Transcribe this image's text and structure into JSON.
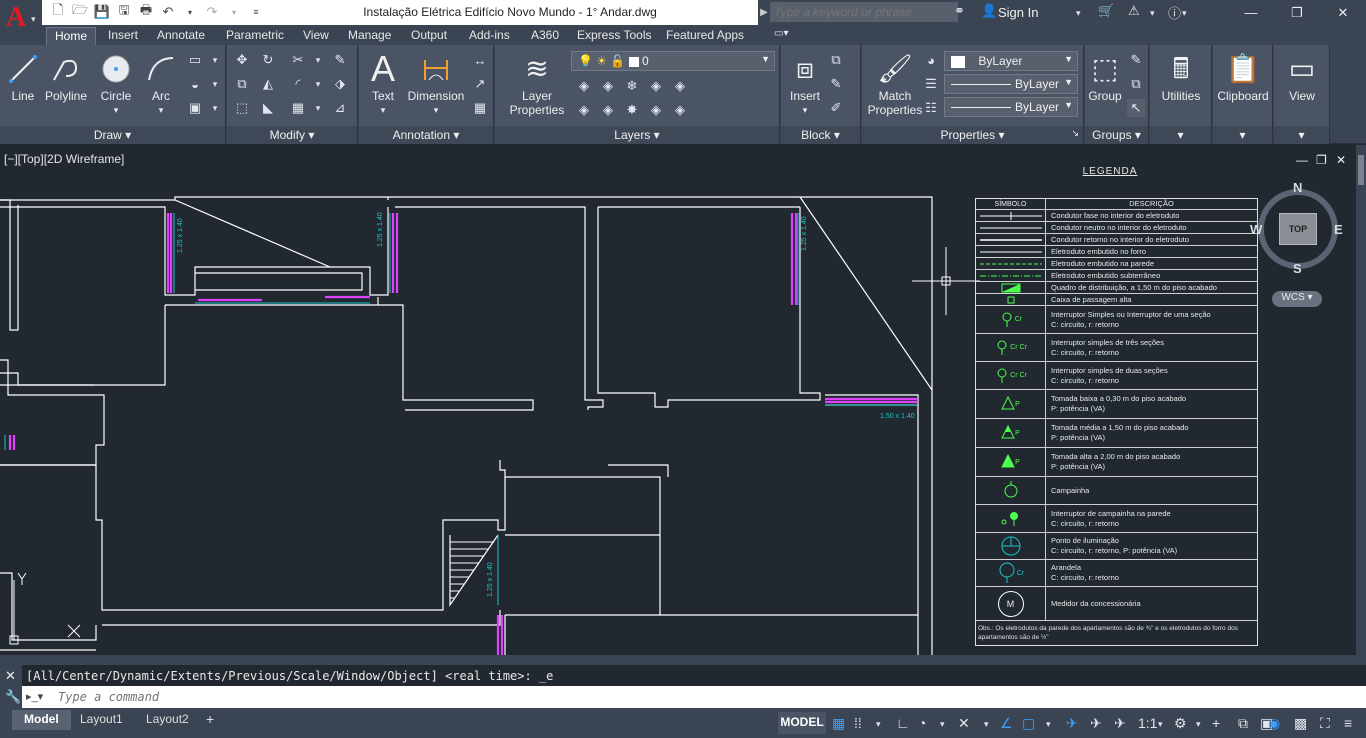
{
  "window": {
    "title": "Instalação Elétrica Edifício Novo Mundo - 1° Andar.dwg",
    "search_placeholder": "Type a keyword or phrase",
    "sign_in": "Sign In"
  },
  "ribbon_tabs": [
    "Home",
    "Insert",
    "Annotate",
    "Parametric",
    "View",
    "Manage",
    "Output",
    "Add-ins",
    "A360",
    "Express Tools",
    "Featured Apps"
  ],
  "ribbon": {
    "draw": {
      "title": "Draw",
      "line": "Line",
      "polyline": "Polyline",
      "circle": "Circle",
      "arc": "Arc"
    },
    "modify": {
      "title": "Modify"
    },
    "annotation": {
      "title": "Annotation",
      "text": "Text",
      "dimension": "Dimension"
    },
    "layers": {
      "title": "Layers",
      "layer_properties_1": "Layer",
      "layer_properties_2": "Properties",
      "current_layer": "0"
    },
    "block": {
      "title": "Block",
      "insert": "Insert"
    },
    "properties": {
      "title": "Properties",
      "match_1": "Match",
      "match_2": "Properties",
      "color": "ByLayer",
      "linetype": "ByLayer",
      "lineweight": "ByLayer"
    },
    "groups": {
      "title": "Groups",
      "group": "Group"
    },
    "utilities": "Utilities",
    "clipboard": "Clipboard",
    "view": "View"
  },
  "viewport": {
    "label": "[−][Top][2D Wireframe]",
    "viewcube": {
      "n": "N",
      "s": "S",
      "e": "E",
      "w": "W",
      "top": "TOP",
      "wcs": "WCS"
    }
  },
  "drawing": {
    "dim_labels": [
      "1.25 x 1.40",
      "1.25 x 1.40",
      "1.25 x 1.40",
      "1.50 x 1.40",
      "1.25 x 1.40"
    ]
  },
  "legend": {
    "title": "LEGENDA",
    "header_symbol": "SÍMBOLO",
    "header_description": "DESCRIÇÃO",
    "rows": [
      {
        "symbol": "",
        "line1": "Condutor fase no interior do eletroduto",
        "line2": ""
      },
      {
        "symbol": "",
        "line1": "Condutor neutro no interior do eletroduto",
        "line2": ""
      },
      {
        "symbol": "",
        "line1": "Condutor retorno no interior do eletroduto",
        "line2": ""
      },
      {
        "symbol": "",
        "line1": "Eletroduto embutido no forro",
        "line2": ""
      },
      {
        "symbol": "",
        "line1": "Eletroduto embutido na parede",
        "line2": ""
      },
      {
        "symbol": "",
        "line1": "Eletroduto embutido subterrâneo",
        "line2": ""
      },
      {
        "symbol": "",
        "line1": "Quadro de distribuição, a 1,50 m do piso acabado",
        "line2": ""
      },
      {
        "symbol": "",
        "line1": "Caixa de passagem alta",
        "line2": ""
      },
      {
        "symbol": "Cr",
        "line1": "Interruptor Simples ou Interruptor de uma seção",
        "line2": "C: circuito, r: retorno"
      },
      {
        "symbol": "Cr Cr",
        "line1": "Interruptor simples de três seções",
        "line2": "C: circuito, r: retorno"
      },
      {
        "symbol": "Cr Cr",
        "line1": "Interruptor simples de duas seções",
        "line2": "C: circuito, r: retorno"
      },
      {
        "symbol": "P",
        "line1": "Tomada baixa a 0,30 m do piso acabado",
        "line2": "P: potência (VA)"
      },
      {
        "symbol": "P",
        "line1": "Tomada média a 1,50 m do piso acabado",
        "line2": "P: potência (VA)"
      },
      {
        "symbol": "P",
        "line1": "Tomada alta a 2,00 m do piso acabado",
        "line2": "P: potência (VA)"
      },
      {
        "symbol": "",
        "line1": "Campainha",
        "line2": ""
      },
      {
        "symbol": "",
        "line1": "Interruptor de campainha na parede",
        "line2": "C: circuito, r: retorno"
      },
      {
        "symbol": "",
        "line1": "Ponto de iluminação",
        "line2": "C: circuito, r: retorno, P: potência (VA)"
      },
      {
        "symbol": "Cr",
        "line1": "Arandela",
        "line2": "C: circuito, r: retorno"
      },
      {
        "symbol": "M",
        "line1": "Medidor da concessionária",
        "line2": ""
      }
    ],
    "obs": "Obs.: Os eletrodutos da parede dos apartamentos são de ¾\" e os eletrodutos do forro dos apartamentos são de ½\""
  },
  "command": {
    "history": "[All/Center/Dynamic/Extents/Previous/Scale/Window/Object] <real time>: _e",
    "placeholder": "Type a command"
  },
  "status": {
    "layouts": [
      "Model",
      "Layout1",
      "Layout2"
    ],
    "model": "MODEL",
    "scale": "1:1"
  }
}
*****
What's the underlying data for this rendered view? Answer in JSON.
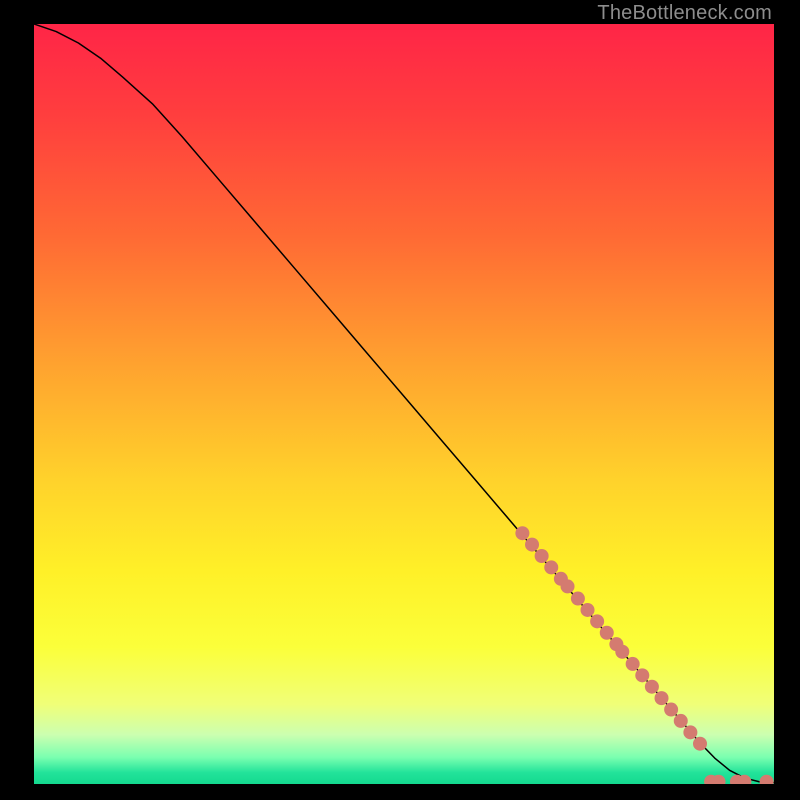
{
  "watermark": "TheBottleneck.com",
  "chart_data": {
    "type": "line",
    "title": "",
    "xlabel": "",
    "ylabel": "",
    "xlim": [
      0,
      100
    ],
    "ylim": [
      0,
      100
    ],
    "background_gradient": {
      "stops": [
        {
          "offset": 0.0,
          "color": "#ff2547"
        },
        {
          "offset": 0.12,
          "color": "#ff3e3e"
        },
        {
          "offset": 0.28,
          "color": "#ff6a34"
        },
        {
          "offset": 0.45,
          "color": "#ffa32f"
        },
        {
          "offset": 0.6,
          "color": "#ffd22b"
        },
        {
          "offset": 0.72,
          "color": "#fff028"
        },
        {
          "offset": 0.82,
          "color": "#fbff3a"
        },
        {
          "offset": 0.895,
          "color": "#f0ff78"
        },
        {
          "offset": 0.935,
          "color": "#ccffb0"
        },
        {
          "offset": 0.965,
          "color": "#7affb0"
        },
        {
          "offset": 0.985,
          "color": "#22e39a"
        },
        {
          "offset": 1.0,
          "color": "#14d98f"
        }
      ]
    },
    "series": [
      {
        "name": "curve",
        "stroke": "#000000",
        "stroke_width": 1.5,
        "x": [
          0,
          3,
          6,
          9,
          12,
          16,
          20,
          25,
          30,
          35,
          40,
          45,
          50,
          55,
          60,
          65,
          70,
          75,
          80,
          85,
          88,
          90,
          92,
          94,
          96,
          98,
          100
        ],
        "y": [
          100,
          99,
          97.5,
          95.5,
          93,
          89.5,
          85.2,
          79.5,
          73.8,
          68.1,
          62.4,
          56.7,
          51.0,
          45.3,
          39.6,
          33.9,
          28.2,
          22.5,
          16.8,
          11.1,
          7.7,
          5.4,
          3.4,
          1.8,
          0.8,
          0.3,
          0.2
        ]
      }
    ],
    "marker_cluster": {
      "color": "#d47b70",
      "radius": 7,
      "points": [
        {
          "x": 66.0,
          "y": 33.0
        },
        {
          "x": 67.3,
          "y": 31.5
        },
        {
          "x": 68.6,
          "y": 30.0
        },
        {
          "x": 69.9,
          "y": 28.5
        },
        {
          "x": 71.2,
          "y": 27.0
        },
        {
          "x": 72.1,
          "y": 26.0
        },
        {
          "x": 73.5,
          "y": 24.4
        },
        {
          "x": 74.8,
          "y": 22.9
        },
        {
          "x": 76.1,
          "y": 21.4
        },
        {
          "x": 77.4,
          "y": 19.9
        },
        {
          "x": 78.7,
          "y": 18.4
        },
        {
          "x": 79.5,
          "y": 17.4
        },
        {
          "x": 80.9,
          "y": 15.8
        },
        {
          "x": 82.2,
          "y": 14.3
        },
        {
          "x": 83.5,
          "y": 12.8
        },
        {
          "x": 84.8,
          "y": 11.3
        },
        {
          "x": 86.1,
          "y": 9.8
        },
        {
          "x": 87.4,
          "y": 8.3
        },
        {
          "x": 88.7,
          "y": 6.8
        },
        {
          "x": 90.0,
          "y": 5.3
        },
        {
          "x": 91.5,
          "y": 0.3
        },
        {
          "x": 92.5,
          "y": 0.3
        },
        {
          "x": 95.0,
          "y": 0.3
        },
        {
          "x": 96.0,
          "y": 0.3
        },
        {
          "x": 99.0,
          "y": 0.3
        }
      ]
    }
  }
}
*****
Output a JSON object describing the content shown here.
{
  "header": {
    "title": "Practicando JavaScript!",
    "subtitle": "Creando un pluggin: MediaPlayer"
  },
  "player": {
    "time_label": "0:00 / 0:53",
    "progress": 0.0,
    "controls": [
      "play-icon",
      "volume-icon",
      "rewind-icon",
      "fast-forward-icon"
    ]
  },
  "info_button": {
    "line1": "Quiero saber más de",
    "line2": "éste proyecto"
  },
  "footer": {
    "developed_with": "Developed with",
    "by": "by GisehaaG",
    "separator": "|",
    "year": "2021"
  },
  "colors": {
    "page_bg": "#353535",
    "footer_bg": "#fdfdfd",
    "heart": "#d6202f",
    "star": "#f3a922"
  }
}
*****
* Aim: Pull out each line of the entries that contains "piso".

* Response:
        "line1": "Quadro de distribuição, a 1,50 m do piso acabado",
        "line1": "Tomada baixa a 0,30 m do piso acabado",
        "line1": "Tomada média a 1,50 m do piso acabado",
        "line1": "Tomada alta a 2,00 m do piso acabado",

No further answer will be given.